*** Given information

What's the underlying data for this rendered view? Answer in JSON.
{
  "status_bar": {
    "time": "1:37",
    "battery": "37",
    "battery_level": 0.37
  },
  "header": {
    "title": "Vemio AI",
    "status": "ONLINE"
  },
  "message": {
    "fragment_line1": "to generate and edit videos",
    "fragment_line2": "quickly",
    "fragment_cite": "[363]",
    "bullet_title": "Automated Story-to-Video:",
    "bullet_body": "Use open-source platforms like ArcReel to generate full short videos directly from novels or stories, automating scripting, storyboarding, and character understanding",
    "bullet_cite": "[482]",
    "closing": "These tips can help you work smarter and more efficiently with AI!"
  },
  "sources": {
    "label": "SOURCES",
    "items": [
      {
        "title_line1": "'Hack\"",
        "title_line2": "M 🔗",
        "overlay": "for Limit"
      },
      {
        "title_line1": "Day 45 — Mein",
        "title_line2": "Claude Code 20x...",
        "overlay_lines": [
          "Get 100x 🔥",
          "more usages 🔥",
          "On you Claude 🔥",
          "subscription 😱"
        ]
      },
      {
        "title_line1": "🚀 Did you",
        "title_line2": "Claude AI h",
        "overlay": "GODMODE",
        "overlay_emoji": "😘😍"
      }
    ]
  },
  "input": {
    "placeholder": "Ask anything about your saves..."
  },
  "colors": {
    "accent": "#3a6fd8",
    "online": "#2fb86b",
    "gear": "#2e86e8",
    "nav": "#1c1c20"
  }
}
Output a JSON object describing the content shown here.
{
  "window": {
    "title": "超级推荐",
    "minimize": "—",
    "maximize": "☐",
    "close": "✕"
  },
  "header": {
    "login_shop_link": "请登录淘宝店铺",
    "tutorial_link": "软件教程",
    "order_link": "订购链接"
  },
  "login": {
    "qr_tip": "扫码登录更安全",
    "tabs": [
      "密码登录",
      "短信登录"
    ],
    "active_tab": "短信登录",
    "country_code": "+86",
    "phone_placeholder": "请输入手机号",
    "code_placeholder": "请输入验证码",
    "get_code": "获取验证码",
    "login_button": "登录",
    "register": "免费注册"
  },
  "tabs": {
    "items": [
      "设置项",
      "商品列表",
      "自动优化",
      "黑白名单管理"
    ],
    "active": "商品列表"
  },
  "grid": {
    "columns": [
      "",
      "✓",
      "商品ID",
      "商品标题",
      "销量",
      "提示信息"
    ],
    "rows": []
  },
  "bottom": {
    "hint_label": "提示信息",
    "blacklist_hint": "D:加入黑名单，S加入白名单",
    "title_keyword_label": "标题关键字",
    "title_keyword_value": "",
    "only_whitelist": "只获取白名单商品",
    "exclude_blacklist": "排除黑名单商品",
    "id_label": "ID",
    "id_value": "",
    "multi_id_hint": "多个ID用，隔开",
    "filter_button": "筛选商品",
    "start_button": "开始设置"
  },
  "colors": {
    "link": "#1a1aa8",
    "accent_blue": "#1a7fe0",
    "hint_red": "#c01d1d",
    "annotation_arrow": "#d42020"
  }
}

******

[Stated task] Find the word "JSON" in the entries above and gather every line that holds it.

[Answer below]
What's the underlying data for this rendered view? Answer in JSON.
Output a JSON object describing the content shown here.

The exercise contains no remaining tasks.